[Start Extracted information]
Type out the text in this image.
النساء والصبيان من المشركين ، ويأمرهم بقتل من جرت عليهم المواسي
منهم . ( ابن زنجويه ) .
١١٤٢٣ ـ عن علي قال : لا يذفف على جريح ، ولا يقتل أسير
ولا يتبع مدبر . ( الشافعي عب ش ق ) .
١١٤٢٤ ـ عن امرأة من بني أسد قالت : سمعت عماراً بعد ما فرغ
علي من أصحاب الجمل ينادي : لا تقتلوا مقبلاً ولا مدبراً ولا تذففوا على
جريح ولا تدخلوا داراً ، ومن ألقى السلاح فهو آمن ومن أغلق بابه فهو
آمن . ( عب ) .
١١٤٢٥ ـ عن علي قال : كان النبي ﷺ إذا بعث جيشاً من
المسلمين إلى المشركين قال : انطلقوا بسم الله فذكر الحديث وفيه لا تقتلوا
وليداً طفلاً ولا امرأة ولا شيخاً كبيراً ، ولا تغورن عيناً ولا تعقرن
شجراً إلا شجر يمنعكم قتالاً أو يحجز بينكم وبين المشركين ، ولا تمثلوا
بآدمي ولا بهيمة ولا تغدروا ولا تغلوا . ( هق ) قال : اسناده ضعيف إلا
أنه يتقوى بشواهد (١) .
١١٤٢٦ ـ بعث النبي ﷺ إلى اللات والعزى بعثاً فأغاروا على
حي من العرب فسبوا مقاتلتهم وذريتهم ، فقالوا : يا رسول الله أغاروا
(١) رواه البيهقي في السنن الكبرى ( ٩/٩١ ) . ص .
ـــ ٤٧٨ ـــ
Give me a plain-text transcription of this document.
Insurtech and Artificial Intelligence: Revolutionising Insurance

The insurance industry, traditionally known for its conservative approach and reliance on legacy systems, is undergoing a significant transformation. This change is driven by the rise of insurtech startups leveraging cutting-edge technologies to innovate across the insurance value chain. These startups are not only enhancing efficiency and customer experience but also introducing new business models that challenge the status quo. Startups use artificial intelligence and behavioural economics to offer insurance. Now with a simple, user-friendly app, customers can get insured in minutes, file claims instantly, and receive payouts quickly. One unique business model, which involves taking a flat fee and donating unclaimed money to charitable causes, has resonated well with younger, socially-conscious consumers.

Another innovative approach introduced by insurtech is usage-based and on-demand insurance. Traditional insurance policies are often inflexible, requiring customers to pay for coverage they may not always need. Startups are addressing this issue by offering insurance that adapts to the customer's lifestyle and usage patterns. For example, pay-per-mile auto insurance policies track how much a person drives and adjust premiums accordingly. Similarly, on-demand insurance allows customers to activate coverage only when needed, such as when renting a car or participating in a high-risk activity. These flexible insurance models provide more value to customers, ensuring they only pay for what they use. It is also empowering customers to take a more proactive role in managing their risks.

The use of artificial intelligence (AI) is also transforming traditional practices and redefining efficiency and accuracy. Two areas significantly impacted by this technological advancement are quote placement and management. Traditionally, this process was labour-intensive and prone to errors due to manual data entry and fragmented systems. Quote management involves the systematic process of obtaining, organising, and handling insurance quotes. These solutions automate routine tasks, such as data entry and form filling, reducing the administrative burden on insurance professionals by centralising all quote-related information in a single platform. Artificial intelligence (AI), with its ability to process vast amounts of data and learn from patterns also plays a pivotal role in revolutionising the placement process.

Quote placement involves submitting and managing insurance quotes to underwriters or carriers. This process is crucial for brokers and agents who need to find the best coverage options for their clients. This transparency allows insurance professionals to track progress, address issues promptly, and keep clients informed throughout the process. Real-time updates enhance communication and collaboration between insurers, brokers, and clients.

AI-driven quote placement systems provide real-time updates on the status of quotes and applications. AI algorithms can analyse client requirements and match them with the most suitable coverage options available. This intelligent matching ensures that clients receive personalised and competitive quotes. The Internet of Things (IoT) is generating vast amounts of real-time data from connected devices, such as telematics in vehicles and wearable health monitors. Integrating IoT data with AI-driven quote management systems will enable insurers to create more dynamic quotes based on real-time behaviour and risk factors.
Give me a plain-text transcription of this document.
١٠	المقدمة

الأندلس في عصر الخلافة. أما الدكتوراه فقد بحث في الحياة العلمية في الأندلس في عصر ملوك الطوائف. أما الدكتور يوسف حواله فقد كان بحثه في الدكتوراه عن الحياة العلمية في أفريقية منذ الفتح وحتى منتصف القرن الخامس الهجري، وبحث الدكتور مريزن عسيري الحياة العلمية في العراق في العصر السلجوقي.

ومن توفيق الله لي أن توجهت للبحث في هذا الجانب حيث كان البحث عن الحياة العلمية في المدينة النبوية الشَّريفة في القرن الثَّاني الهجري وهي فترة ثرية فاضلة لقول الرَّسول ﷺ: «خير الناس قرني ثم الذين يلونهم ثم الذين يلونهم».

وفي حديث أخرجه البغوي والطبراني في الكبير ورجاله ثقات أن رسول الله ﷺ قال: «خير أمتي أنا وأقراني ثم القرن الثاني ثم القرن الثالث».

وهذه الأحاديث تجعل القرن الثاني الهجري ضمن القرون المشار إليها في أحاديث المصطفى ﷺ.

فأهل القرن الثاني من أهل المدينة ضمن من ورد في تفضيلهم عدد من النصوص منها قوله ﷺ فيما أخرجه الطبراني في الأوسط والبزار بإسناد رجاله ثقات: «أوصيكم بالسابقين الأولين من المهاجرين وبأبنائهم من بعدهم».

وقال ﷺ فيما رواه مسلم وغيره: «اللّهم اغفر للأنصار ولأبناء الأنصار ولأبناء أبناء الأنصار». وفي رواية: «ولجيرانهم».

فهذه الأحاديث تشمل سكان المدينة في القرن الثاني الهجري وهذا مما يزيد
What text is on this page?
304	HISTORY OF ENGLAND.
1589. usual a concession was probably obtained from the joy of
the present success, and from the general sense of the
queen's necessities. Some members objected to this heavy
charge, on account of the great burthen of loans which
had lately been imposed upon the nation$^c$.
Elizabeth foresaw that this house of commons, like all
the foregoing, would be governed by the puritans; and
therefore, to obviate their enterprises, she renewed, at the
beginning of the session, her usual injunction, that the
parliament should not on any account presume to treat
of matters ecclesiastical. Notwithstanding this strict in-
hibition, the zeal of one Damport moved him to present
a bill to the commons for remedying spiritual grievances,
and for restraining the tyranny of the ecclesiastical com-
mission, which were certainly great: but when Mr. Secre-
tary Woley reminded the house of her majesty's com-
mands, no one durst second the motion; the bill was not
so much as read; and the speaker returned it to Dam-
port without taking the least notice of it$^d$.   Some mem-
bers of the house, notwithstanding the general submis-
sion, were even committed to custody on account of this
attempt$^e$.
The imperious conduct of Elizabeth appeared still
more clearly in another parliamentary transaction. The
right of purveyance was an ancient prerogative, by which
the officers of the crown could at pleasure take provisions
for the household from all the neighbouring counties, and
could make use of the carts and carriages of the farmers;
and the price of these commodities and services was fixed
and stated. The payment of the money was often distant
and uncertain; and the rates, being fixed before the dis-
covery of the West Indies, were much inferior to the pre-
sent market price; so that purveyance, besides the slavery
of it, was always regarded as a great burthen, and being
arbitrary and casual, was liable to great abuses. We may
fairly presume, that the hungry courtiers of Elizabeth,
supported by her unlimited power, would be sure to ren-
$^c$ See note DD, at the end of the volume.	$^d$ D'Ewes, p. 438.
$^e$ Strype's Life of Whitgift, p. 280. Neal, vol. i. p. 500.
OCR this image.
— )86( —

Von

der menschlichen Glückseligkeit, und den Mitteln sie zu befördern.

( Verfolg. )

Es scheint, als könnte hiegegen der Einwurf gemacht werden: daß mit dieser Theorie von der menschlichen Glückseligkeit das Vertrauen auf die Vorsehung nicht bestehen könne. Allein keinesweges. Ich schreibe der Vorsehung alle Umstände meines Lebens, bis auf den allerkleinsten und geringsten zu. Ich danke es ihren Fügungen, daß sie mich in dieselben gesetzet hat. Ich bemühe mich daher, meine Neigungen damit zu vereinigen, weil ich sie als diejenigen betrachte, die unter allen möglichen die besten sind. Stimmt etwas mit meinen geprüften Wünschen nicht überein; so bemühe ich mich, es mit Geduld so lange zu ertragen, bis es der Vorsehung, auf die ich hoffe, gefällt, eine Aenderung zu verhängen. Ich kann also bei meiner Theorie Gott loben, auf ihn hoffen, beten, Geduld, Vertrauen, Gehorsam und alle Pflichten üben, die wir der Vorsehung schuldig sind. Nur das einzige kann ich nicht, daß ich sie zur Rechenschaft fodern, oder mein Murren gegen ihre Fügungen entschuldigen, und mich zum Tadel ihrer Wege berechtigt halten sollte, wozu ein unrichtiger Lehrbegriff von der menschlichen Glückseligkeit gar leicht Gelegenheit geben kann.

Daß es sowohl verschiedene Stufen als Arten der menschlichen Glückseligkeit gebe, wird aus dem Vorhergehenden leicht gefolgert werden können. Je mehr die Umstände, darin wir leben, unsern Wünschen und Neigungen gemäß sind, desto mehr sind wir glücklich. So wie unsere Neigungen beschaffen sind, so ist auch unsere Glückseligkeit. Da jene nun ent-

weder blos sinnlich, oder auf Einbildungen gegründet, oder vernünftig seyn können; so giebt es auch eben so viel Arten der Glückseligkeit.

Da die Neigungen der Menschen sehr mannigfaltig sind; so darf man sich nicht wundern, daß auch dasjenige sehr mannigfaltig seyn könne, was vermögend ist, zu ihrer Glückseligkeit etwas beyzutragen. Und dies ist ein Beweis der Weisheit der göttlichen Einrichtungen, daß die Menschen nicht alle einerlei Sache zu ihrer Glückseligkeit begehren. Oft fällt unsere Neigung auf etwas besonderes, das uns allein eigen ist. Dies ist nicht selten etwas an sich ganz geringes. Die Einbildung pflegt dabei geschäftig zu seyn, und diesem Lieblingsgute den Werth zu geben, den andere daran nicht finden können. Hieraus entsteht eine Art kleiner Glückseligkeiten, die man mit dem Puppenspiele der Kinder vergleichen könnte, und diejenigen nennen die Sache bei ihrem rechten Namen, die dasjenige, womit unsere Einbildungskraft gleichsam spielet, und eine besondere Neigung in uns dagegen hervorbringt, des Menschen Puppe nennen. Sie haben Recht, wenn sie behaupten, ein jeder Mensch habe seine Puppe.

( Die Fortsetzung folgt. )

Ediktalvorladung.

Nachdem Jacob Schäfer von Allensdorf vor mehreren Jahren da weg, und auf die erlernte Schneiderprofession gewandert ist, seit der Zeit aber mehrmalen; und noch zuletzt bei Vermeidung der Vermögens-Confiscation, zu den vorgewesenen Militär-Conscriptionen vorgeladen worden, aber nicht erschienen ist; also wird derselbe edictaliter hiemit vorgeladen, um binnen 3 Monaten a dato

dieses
[End Extracted information]
The request →
Locate the word "great" in the records and collect each line it appears in.

Exercise output →
charge, on account of the great burthen of loans which
mission, which were certainly great: but when Mr. Secre-
of it, was always regarded as a great burthen, and being
arbitrary and casual, was liable to great abuses. We may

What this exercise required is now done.